**GIVEN DATA**
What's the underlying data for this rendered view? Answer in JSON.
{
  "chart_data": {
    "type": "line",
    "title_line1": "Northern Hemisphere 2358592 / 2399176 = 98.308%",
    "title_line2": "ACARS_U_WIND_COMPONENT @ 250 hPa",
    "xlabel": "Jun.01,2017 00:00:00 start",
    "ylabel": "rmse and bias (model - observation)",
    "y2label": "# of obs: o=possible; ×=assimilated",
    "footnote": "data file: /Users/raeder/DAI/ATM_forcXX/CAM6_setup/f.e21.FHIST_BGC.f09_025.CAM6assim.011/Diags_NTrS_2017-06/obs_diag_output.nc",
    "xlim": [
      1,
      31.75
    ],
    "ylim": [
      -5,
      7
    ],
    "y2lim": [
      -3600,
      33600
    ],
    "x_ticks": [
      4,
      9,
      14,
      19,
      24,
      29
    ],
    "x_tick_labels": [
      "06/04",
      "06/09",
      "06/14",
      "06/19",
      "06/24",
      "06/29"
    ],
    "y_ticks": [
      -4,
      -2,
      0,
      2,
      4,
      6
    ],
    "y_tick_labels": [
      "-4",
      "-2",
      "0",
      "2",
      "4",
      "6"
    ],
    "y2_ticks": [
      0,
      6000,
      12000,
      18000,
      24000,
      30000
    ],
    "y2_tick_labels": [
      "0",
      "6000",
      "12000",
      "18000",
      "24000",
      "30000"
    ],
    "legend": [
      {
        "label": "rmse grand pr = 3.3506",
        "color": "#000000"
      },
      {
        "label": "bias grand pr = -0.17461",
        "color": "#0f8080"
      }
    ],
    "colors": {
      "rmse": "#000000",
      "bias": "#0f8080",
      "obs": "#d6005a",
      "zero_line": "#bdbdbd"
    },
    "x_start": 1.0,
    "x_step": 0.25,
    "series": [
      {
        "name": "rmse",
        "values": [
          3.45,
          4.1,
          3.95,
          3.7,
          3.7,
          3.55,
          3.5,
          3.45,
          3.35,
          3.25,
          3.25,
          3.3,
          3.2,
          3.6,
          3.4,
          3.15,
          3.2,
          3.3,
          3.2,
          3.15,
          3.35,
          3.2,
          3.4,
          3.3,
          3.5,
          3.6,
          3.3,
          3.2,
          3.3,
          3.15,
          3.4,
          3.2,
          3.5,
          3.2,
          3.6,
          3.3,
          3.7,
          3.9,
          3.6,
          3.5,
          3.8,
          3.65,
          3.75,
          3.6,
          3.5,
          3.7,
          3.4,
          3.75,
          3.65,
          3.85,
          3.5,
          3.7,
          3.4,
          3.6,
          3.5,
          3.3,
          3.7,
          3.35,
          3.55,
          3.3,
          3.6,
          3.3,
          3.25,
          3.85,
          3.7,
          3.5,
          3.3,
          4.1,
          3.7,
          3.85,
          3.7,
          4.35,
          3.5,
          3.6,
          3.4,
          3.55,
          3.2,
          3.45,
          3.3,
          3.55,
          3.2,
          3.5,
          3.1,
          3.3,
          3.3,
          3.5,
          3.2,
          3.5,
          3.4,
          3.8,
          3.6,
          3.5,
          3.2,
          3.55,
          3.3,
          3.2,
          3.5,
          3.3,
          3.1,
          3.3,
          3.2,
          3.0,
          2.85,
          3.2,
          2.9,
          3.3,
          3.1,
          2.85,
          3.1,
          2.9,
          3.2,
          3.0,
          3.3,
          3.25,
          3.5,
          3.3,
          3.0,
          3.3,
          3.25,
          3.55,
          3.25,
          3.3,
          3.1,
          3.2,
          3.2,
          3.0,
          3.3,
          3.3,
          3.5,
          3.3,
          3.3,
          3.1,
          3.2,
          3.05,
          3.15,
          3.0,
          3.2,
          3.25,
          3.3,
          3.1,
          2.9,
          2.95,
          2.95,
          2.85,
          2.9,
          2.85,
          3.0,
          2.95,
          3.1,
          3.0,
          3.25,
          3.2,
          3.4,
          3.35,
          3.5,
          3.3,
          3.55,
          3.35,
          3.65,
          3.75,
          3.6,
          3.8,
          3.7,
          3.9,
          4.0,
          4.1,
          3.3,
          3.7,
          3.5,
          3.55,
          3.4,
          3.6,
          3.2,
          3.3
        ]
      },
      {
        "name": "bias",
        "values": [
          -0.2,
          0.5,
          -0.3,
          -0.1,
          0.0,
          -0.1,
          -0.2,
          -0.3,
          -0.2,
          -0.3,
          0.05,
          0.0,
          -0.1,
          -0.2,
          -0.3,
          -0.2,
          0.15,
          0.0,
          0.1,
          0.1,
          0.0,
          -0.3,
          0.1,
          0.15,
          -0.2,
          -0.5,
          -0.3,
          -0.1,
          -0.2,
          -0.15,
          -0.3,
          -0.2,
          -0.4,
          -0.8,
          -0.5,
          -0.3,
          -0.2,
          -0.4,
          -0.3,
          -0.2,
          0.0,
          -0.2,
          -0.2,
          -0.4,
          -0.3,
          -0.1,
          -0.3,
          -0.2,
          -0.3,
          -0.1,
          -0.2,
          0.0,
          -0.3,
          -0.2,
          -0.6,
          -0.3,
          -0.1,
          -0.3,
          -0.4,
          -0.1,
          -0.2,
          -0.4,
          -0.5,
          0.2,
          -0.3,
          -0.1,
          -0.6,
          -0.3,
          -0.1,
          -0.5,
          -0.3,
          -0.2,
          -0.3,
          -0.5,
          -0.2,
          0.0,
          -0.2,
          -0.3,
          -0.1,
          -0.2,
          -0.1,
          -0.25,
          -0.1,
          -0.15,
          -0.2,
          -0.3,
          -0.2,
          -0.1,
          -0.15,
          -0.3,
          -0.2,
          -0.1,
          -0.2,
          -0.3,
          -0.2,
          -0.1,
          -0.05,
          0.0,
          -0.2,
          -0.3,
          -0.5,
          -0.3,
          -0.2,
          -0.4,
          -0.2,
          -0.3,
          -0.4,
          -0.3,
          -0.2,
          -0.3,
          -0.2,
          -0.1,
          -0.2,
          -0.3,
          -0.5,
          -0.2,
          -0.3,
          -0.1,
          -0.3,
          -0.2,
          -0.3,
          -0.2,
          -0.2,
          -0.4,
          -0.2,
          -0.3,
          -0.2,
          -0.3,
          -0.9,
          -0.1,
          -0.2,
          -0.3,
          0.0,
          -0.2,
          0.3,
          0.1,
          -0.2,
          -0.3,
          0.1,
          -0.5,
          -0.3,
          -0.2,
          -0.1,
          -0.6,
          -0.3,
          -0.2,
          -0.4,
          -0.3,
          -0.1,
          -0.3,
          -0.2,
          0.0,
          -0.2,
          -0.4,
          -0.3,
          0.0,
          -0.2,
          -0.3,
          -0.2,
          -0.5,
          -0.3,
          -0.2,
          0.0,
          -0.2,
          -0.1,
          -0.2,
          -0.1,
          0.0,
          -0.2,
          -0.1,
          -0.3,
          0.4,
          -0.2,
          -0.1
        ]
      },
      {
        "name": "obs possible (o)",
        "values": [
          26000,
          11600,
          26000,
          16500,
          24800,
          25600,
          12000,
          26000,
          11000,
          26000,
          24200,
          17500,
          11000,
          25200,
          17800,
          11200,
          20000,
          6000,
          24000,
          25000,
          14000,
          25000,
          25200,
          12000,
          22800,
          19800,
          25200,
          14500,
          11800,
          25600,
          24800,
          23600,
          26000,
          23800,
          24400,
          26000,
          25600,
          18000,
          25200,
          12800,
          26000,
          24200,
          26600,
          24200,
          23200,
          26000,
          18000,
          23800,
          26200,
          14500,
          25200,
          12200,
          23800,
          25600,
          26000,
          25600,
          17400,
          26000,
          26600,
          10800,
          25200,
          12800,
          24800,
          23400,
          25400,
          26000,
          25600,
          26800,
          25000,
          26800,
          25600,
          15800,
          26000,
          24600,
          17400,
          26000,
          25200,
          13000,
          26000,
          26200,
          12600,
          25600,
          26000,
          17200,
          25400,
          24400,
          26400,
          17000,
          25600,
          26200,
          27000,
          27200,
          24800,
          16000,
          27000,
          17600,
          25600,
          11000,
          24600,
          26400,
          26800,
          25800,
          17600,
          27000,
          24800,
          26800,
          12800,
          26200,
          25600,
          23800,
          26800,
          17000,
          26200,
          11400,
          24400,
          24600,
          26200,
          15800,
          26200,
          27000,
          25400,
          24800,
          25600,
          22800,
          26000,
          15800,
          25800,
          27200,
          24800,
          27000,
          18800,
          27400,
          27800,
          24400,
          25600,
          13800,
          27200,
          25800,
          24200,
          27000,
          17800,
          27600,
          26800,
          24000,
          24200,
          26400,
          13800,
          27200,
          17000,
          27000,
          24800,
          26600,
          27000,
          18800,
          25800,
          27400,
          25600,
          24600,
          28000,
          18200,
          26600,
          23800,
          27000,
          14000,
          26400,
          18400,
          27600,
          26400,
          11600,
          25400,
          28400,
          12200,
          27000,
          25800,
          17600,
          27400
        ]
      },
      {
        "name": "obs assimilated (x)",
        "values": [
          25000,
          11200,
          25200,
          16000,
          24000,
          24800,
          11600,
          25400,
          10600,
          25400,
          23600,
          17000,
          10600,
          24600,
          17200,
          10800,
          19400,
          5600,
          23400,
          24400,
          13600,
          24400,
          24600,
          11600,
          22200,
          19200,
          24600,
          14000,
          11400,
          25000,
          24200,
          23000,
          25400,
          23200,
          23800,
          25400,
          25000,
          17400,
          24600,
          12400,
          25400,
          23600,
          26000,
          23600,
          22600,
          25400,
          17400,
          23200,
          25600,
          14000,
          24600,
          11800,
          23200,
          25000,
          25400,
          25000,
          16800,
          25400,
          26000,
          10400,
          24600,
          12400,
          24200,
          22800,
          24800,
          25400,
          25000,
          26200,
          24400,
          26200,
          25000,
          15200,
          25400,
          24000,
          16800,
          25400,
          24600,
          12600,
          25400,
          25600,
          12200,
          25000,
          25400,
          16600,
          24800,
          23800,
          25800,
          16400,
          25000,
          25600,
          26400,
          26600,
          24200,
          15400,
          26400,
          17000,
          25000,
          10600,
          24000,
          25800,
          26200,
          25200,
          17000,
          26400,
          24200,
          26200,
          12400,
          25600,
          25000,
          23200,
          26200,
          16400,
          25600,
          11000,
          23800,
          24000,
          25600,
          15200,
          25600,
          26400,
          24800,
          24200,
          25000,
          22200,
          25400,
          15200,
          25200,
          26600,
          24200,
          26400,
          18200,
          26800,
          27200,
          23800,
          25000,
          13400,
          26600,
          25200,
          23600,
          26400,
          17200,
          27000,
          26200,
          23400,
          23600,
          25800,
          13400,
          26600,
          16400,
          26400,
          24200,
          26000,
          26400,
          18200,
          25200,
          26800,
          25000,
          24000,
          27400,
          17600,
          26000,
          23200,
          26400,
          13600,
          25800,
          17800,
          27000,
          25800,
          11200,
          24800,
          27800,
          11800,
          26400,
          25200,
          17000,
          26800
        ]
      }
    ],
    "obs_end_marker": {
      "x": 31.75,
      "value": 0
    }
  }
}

**TASK STATEMENT**
Keep only those lines of the records that hold "grand", and return them.

**OUTPUT FOR THIS TASK**
        "label": "rmse grand pr = 3.3506",
        "label": "bias grand pr = -0.17461",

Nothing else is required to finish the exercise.